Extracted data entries
......

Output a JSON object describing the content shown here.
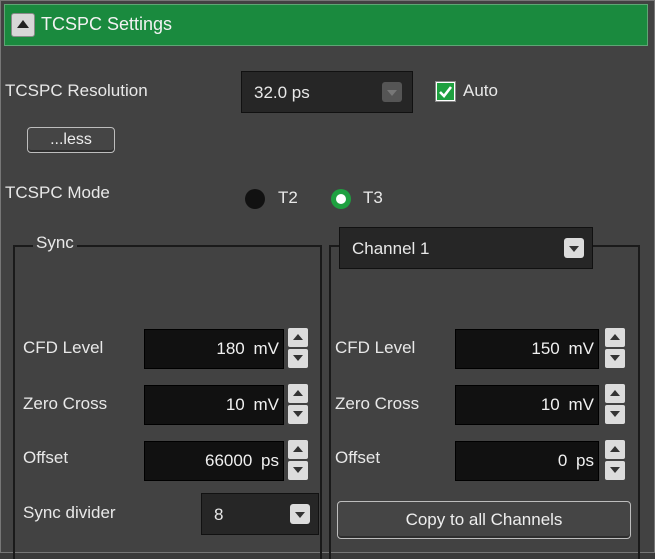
{
  "header": {
    "title": "TCSPC Settings",
    "collapse_icon": "collapse-up-icon"
  },
  "resolution": {
    "label": "TCSPC Resolution",
    "value": "32.0 ps",
    "auto_label": "Auto",
    "auto_checked": true
  },
  "less_button": "...less",
  "mode": {
    "label": "TCSPC Mode",
    "options": [
      "T2",
      "T3"
    ],
    "selected": "T3"
  },
  "sync": {
    "title": "Sync",
    "cfd_label": "CFD Level",
    "cfd_value": "180",
    "cfd_unit": "mV",
    "zero_label": "Zero Cross",
    "zero_value": "10",
    "zero_unit": "mV",
    "offset_label": "Offset",
    "offset_value": "66000",
    "offset_unit": "ps",
    "divider_label": "Sync divider",
    "divider_value": "8"
  },
  "channel": {
    "selected": "Channel 1",
    "cfd_label": "CFD Level",
    "cfd_value": "150",
    "cfd_unit": "mV",
    "zero_label": "Zero Cross",
    "zero_value": "10",
    "zero_unit": "mV",
    "offset_label": "Offset",
    "offset_value": "0",
    "offset_unit": "ps",
    "copy_button": "Copy to all Channels"
  },
  "colors": {
    "header": "#1a8a3e",
    "background": "#424242",
    "accent": "#1fa040"
  }
}
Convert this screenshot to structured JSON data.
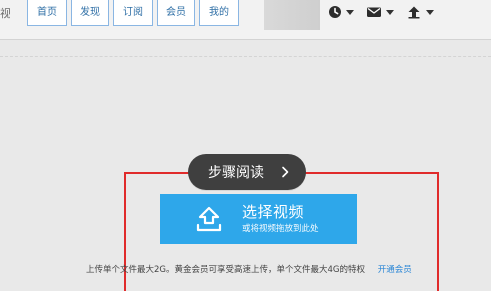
{
  "nav": {
    "brand_cut": "视",
    "items": [
      "首页",
      "发现",
      "订阅",
      "会员",
      "我的"
    ]
  },
  "tooltip": {
    "label": "步骤阅读"
  },
  "upload": {
    "title": "选择视频",
    "subtitle": "或将视频拖放到此处"
  },
  "info": {
    "text": "上传单个文件最大2G。黄金会员可享受高速上传，单个文件最大4G的特权",
    "link": "开通会员"
  },
  "colors": {
    "accent_blue": "#2ea7ea",
    "frame_red": "#e02b2b",
    "nav_border": "#8ab6e3"
  }
}
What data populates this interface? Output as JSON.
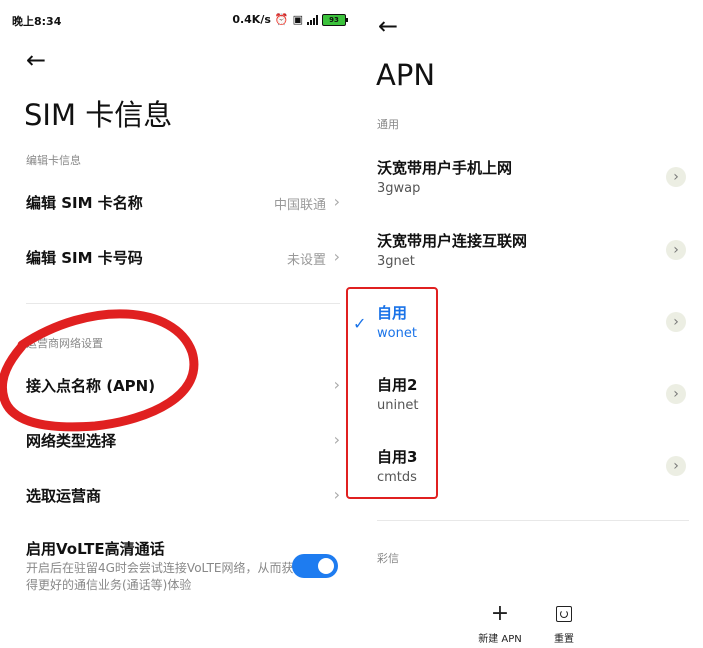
{
  "status_bar": {
    "time": "晚上8:34",
    "net_speed": "0.4K/s",
    "battery": "93"
  },
  "sim_info": {
    "title": "SIM 卡信息",
    "section_edit": "编辑卡信息",
    "edit_name_label": "编辑 SIM 卡名称",
    "edit_name_value": "中国联通",
    "edit_number_label": "编辑 SIM 卡号码",
    "edit_number_value": "未设置",
    "section_carrier": "运营商网络设置",
    "apn_label": "接入点名称 (APN)",
    "network_type_label": "网络类型选择",
    "carrier_select_label": "选取运营商",
    "volte_title": "启用VoLTE高清通话",
    "volte_desc": "开启后在驻留4G时会尝试连接VoLTE网络，从而获得更好的通信业务(通话等)体验",
    "volte_enabled": true
  },
  "apn": {
    "title": "APN",
    "section_general": "通用",
    "items": [
      {
        "name": "沃宽带用户手机上网",
        "type": "3gwap",
        "selected": false
      },
      {
        "name": "沃宽带用户连接互联网",
        "type": "3gnet",
        "selected": false
      },
      {
        "name": "自用",
        "type": "wonet",
        "selected": true
      },
      {
        "name": "自用2",
        "type": "uninet",
        "selected": false
      },
      {
        "name": "自用3",
        "type": "cmtds",
        "selected": false
      }
    ],
    "section_mms": "彩信",
    "new_apn_label": "新建 APN",
    "reset_label": "重置"
  },
  "icons": {
    "back": "arrow-left-icon",
    "chevron": "chevron-right-icon",
    "check": "check-icon",
    "add": "plus-icon",
    "reset": "reset-icon"
  },
  "colors": {
    "accent": "#1e7cf0",
    "annotation_red": "#e02020",
    "muted_text": "#888888"
  }
}
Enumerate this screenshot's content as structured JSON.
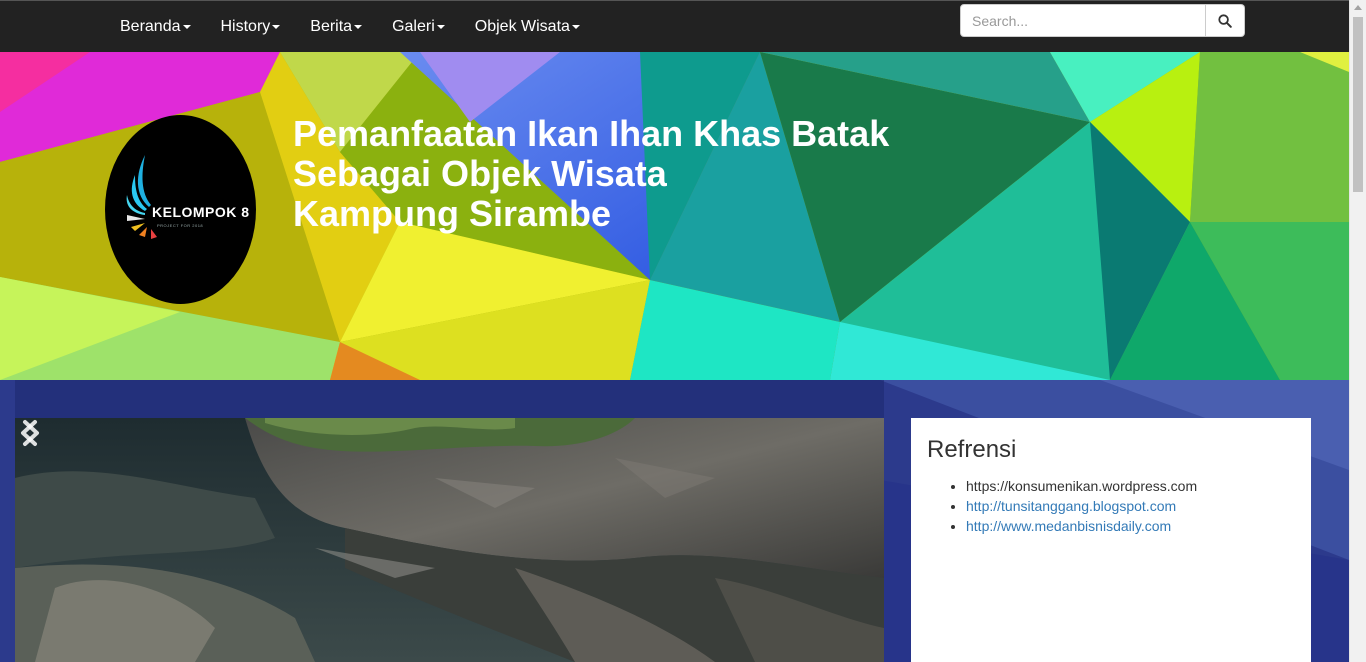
{
  "navbar": {
    "items": [
      {
        "label": "Beranda"
      },
      {
        "label": "History"
      },
      {
        "label": "Berita"
      },
      {
        "label": "Galeri"
      },
      {
        "label": "Objek Wisata"
      }
    ],
    "search": {
      "placeholder": "Search..."
    }
  },
  "header": {
    "logo": {
      "text": "KELOMPOK 8",
      "subtext": "PROJECT FOR 2018"
    },
    "title_lines": [
      "Pemanfaatan Ikan Ihan Khas Batak",
      "Sebagai Objek Wisata",
      "Kampung Sirambe"
    ]
  },
  "sidebar": {
    "title": "Refrensi",
    "links": [
      {
        "text": "https://konsumenikan.wordpress.com",
        "style": "plain"
      },
      {
        "text": "http://tunsitanggang.blogspot.com",
        "style": "link"
      },
      {
        "text": "http://www.medanbisnisdaily.com",
        "style": "link"
      }
    ]
  },
  "colors": {
    "navbar_bg": "#222222",
    "link": "#337ab7",
    "content_bg": "#2d3b8e"
  },
  "icons": {
    "search": "magnifier-icon",
    "carousel_prev": "chevron-left-icon",
    "carousel_next": "chevron-right-icon"
  }
}
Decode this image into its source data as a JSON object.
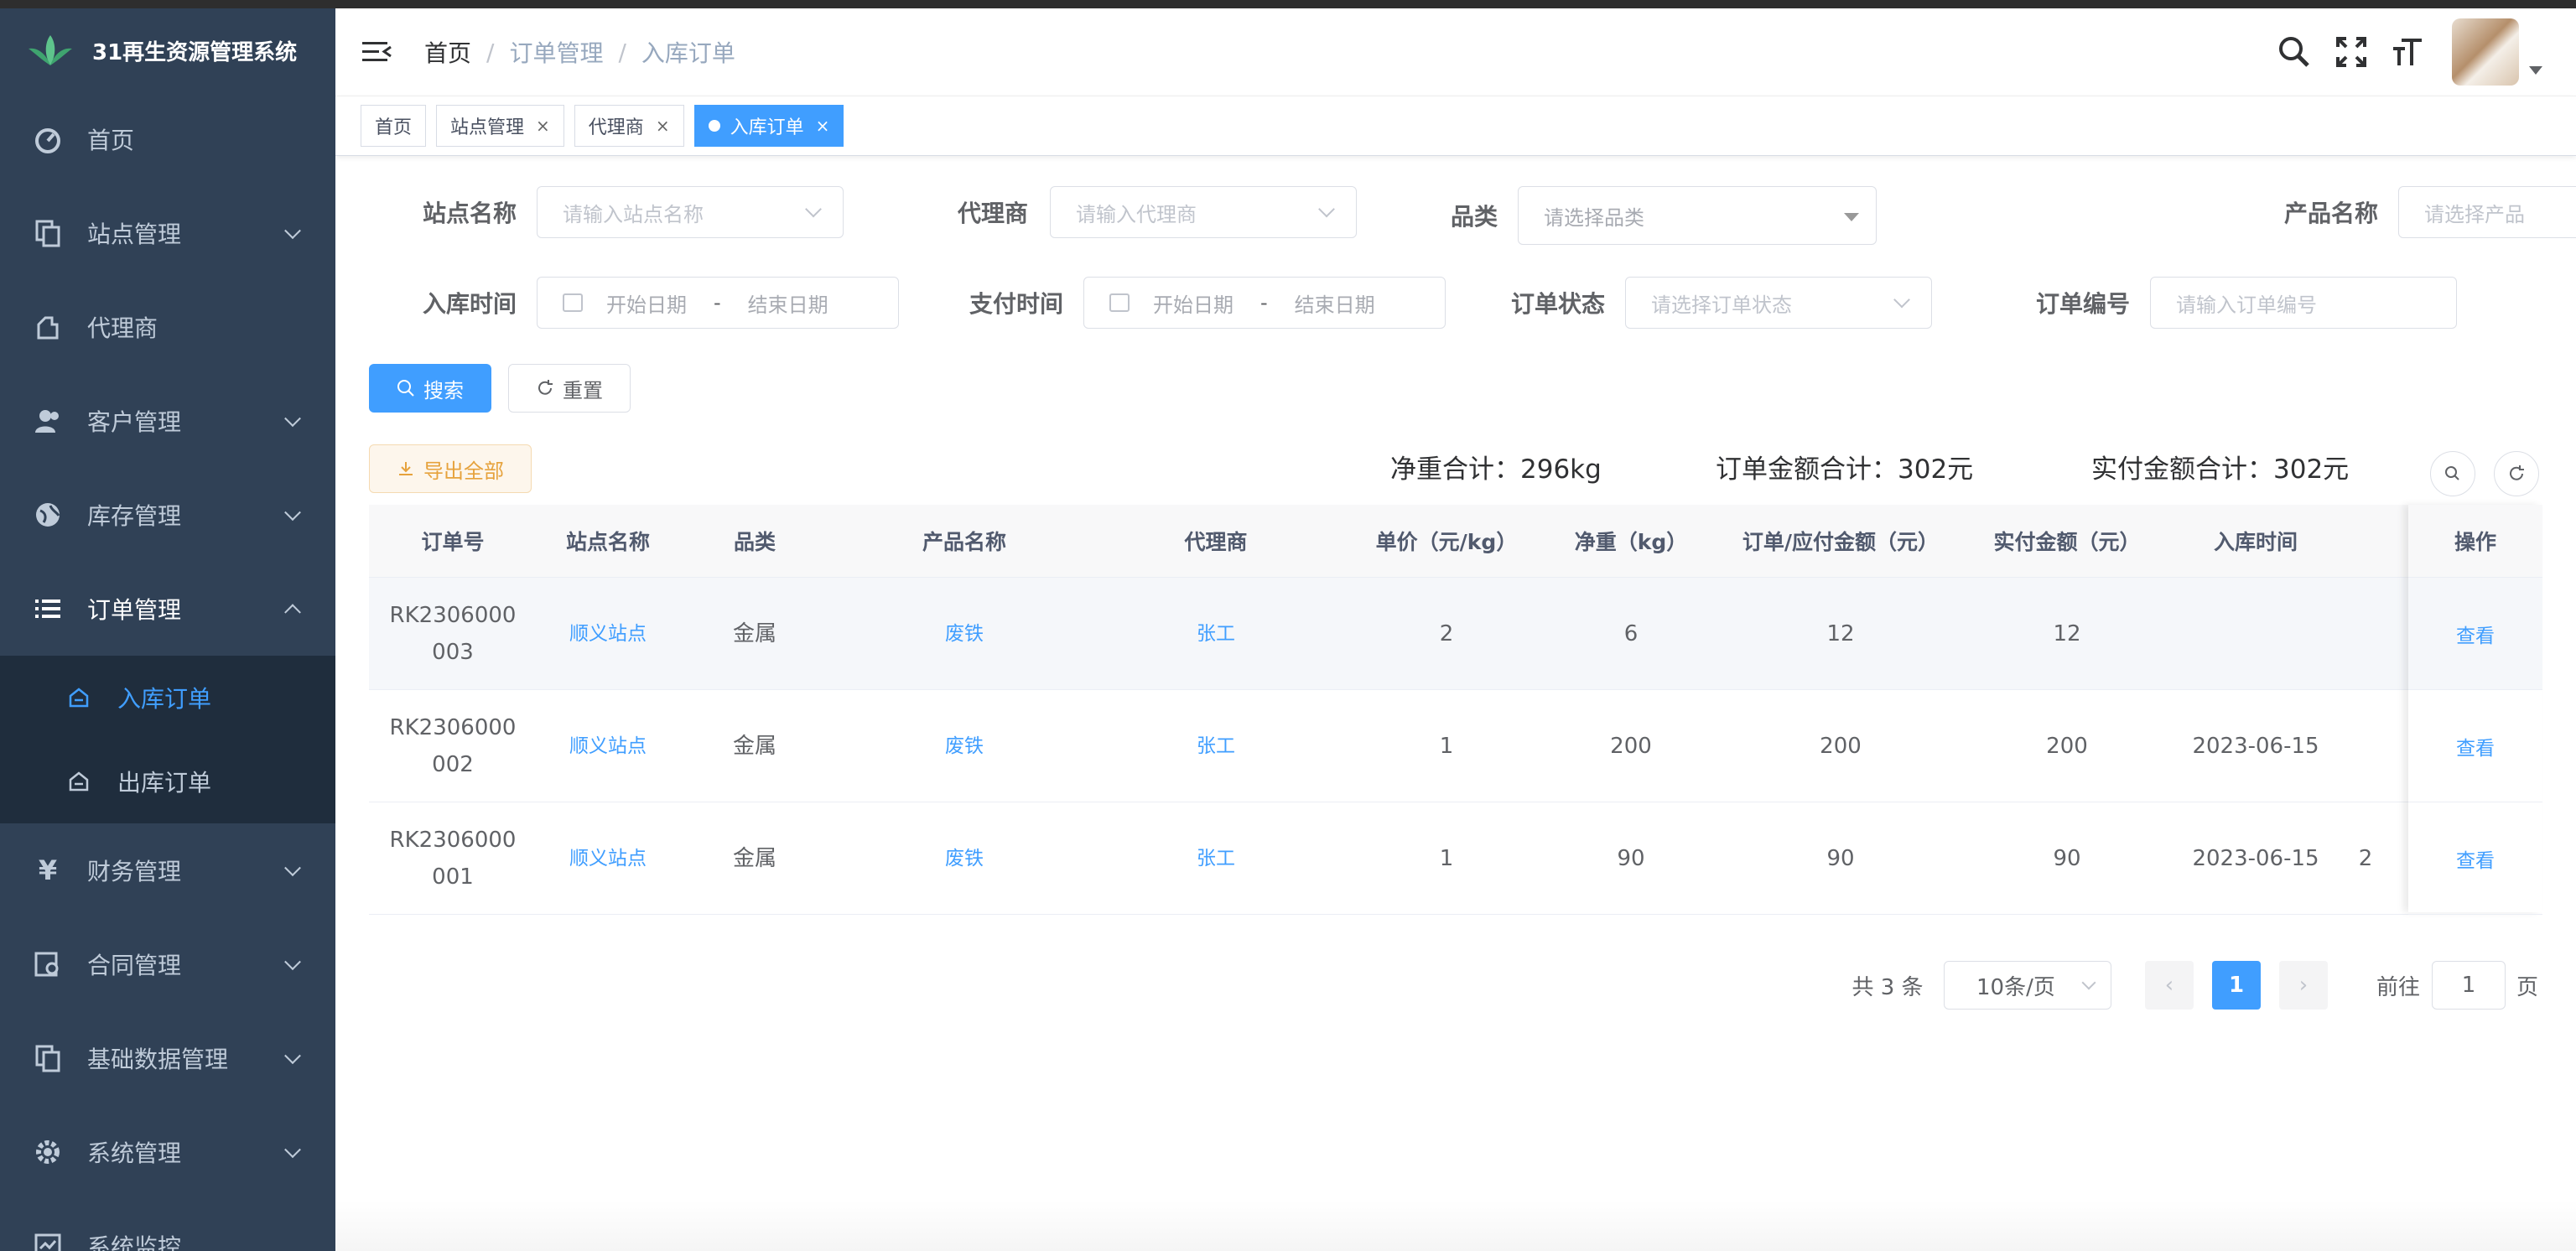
{
  "app": {
    "title": "31再生资源管理系统"
  },
  "sidebar": {
    "items": [
      {
        "label": "首页",
        "icon": "dashboard-icon",
        "expandable": false
      },
      {
        "label": "站点管理",
        "icon": "copy-icon",
        "expandable": true
      },
      {
        "label": "代理商",
        "icon": "agent-icon",
        "expandable": false
      },
      {
        "label": "客户管理",
        "icon": "peoples-icon",
        "expandable": true
      },
      {
        "label": "库存管理",
        "icon": "globe-icon",
        "expandable": true
      },
      {
        "label": "订单管理",
        "icon": "list-icon",
        "expandable": true,
        "open": true
      },
      {
        "label": "财务管理",
        "icon": "yen-icon",
        "expandable": true
      },
      {
        "label": "合同管理",
        "icon": "contract-icon",
        "expandable": true
      },
      {
        "label": "基础数据管理",
        "icon": "copy-icon",
        "expandable": true
      },
      {
        "label": "系统管理",
        "icon": "gear-icon",
        "expandable": true
      },
      {
        "label": "系统监控",
        "icon": "monitor-icon",
        "expandable": true
      }
    ],
    "order_sub": [
      {
        "label": "入库订单",
        "active": true
      },
      {
        "label": "出库订单",
        "active": false
      }
    ]
  },
  "breadcrumb": {
    "home": "首页",
    "parent": "订单管理",
    "current": "入库订单"
  },
  "tags": [
    {
      "label": "首页",
      "closable": false,
      "active": false
    },
    {
      "label": "站点管理",
      "closable": true,
      "active": false
    },
    {
      "label": "代理商",
      "closable": true,
      "active": false
    },
    {
      "label": "入库订单",
      "closable": true,
      "active": true
    }
  ],
  "close_glyph": "×",
  "filters": {
    "station": {
      "label": "站点名称",
      "placeholder": "请输入站点名称"
    },
    "agent": {
      "label": "代理商",
      "placeholder": "请输入代理商"
    },
    "category": {
      "label": "品类",
      "placeholder": "请选择品类"
    },
    "product": {
      "label": "产品名称",
      "placeholder": "请选择产品"
    },
    "in_time": {
      "label": "入库时间",
      "start": "开始日期",
      "end": "结束日期"
    },
    "pay_time": {
      "label": "支付时间",
      "start": "开始日期",
      "end": "结束日期"
    },
    "status": {
      "label": "订单状态",
      "placeholder": "请选择订单状态"
    },
    "order_no": {
      "label": "订单编号",
      "placeholder": "请输入订单编号"
    },
    "range_sep": "-"
  },
  "buttons": {
    "search": "搜索",
    "reset": "重置",
    "export": "导出全部"
  },
  "summary": {
    "net_weight": "净重合计：296kg",
    "order_amount": "订单金额合计：302元",
    "paid_amount": "实付金额合计：302元"
  },
  "table": {
    "headers": [
      "订单号",
      "站点名称",
      "品类",
      "产品名称",
      "代理商",
      "单价（元/kg）",
      "净重（kg）",
      "订单/应付金额（元）",
      "实付金额（元）",
      "入库时间"
    ],
    "op_header": "操作",
    "rows": [
      {
        "order_no_1": "RK2306000",
        "order_no_2": "003",
        "station": "顺义站点",
        "category": "金属",
        "product": "废铁",
        "agent": "张工",
        "price": "2",
        "weight": "6",
        "amount": "12",
        "paid": "12",
        "time": "",
        "extra": "",
        "op": "查看"
      },
      {
        "order_no_1": "RK2306000",
        "order_no_2": "002",
        "station": "顺义站点",
        "category": "金属",
        "product": "废铁",
        "agent": "张工",
        "price": "1",
        "weight": "200",
        "amount": "200",
        "paid": "200",
        "time": "2023-06-15",
        "extra": "",
        "op": "查看"
      },
      {
        "order_no_1": "RK2306000",
        "order_no_2": "001",
        "station": "顺义站点",
        "category": "金属",
        "product": "废铁",
        "agent": "张工",
        "price": "1",
        "weight": "90",
        "amount": "90",
        "paid": "90",
        "time": "2023-06-15",
        "extra": "2",
        "op": "查看"
      }
    ]
  },
  "pagination": {
    "total": "共 3 条",
    "page_size": "10条/页",
    "current": "1",
    "goto_label": "前往",
    "goto_value": "1",
    "page_suffix": "页"
  },
  "colors": {
    "sidebar_bg": "#304156",
    "submenu_bg": "#1f2d3d",
    "accent": "#409eff",
    "warning": "#e6a23c"
  }
}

......

Short exercise » Every line of the listing that holds "structured" should be found and copied.

Solution for this exercise »
Convert this screenshot to structured JSON data.
Enumerate this screenshot's content as structured JSON.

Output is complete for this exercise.